_Task data:_
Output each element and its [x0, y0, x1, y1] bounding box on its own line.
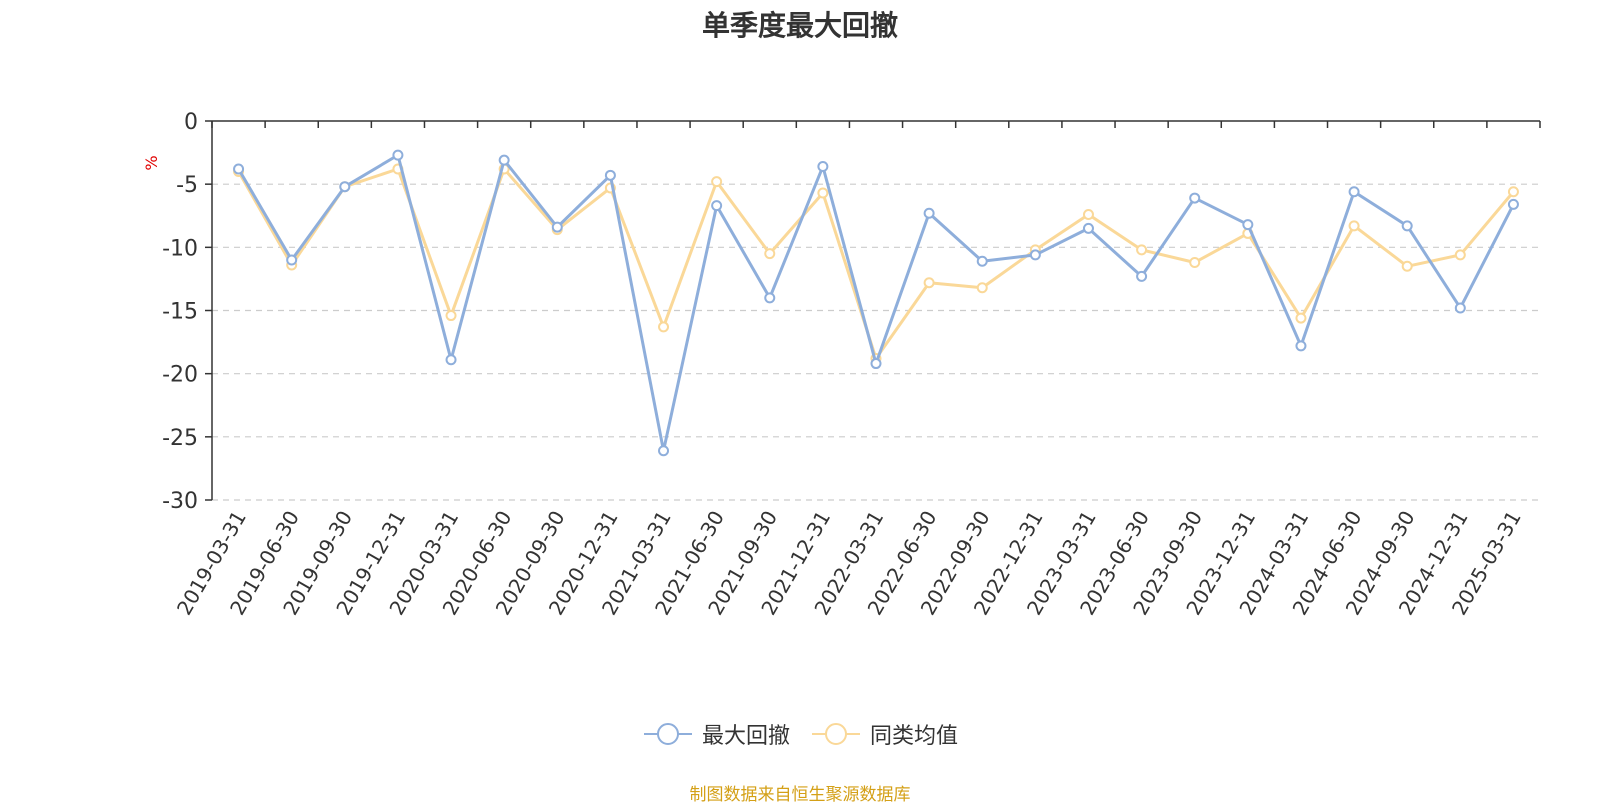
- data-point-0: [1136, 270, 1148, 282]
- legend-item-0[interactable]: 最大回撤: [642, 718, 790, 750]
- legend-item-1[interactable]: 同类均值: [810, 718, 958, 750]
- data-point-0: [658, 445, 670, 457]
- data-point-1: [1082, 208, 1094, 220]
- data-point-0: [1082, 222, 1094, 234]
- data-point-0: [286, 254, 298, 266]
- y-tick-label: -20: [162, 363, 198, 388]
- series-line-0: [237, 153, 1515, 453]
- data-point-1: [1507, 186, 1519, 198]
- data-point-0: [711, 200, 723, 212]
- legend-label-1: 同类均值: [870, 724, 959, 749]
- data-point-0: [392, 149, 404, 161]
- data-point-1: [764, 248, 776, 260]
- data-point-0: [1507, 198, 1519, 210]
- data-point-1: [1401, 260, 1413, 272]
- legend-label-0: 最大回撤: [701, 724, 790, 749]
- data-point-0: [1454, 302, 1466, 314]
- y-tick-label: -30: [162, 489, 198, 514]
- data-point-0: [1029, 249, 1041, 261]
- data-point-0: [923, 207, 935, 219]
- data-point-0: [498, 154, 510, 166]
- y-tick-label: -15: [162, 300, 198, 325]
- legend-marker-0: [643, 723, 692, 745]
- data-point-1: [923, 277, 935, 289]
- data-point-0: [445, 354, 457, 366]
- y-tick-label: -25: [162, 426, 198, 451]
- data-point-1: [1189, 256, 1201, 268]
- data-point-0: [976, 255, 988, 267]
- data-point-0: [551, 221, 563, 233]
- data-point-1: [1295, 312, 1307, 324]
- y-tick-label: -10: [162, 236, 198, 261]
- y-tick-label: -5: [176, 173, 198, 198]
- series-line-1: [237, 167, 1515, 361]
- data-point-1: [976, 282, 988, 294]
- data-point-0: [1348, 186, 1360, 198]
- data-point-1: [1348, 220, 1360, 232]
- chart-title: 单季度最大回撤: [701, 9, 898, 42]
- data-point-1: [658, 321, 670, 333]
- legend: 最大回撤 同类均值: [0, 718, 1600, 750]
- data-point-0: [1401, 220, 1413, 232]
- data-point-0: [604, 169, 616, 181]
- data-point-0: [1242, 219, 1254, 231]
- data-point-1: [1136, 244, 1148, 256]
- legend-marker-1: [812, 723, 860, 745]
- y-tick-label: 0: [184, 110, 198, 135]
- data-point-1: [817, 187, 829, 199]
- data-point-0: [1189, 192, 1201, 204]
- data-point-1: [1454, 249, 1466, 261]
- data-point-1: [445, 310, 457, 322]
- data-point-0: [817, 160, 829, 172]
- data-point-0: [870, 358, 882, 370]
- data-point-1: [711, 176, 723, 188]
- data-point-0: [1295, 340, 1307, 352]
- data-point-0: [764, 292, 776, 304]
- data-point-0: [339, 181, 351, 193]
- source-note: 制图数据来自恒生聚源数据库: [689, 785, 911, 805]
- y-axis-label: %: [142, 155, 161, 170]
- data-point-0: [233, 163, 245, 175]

* * *

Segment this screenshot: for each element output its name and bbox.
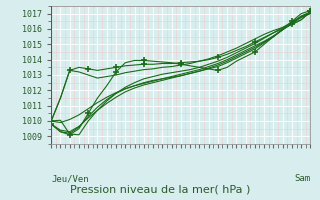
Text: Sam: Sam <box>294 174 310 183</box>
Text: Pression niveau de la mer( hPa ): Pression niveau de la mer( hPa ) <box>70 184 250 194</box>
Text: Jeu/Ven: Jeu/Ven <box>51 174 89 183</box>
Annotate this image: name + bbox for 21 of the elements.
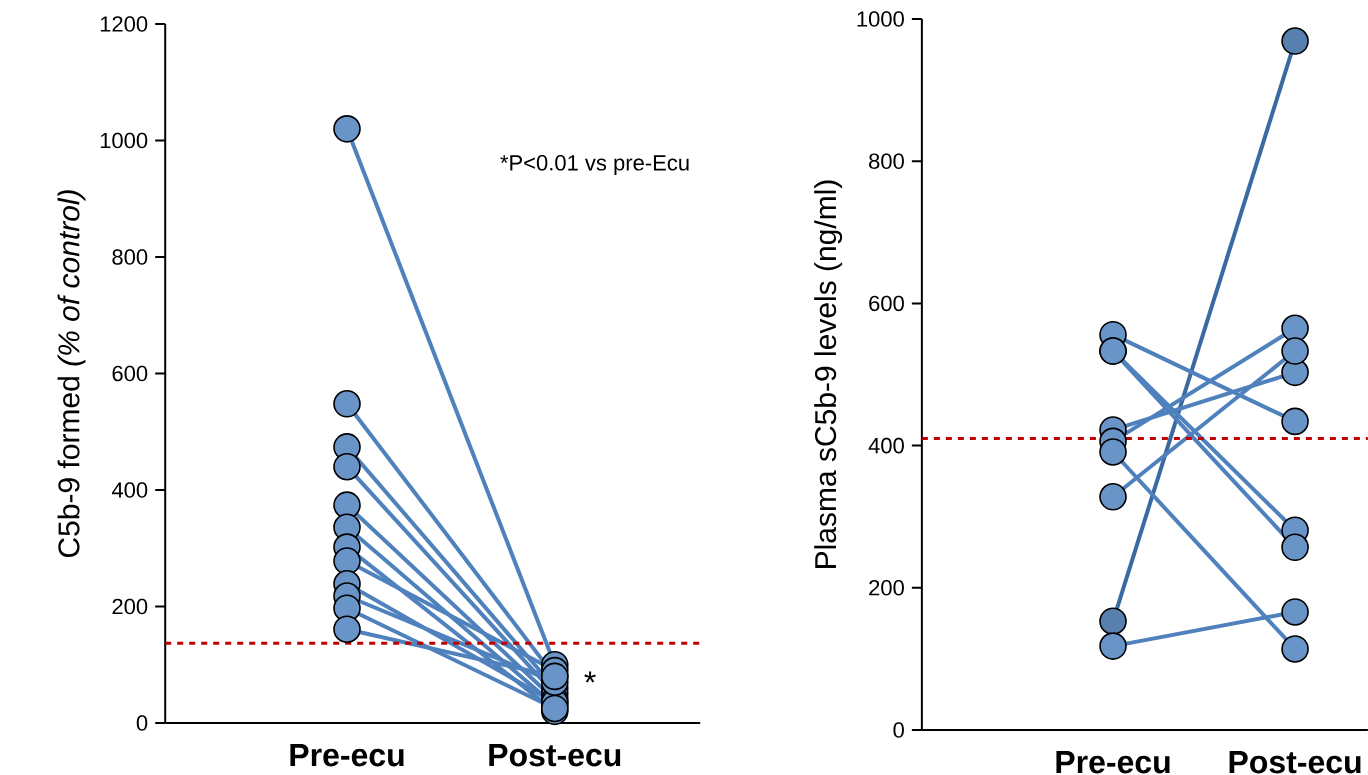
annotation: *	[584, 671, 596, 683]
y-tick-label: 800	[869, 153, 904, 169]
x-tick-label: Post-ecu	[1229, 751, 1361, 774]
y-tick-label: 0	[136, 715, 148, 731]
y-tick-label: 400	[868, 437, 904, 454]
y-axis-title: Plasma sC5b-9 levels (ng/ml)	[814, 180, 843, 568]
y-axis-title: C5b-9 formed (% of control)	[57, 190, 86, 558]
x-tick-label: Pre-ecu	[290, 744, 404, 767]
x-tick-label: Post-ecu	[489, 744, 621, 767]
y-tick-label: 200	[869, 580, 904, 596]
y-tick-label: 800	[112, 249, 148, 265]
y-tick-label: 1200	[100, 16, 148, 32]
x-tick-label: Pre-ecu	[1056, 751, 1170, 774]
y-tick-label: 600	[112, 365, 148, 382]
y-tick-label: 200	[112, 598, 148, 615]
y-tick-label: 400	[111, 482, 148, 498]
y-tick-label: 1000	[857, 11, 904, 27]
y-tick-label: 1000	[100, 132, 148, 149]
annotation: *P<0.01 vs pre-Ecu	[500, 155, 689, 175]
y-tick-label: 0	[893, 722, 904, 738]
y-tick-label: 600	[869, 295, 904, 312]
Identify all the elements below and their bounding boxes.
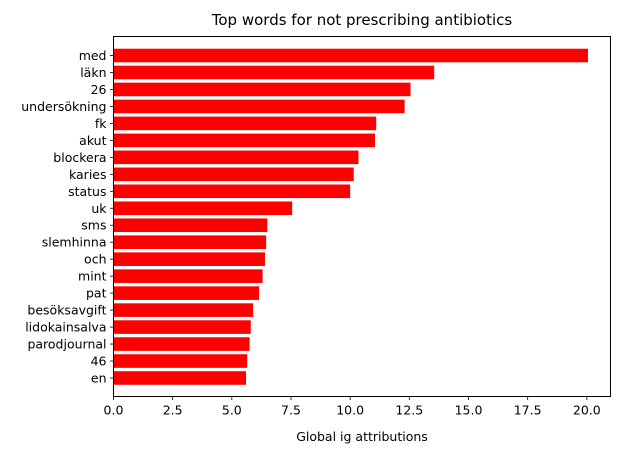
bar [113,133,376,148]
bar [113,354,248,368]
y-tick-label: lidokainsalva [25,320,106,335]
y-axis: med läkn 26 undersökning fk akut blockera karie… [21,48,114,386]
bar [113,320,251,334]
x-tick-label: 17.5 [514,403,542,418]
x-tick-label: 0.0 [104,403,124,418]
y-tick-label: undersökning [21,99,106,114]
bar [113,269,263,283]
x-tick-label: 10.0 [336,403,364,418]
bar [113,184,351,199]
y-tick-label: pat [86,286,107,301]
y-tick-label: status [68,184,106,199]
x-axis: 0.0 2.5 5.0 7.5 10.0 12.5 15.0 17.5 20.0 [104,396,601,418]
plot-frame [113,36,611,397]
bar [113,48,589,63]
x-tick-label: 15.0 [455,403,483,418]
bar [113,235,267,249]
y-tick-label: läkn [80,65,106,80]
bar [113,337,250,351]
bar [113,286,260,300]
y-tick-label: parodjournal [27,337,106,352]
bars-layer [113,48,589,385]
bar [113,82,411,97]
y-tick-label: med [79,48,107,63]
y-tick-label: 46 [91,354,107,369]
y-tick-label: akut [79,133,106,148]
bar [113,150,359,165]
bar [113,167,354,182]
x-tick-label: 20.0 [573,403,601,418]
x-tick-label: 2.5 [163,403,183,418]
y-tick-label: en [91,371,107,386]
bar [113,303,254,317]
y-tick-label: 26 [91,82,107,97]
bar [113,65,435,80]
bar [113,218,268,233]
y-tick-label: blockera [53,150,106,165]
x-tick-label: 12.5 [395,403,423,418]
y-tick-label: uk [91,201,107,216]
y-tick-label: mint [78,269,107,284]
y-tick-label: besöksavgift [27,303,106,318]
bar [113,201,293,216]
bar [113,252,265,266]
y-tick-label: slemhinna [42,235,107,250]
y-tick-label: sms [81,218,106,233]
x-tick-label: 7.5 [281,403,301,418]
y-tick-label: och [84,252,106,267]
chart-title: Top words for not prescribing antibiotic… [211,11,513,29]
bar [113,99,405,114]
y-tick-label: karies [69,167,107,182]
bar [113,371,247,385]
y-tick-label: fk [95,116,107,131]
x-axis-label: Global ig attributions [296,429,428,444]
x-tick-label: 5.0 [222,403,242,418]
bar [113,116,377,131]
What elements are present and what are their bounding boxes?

_Written task:_
Write out the data starting with the line containing "Segment this screenshot: for" and going on through the line containing "Annotate this image: name", both included. Leave the pictures out of your answer.

_Answer to this problem:_
Segment this screenshot: for each element output its name and bbox.
Text: Sam: Sam <box>294 174 310 183</box>
Text: Pression niveau de la mer( hPa ): Pression niveau de la mer( hPa ) <box>70 184 250 194</box>
Text: Jeu/Ven: Jeu/Ven <box>51 174 89 183</box>
Annotate this image: name + bbox for 21 of the elements.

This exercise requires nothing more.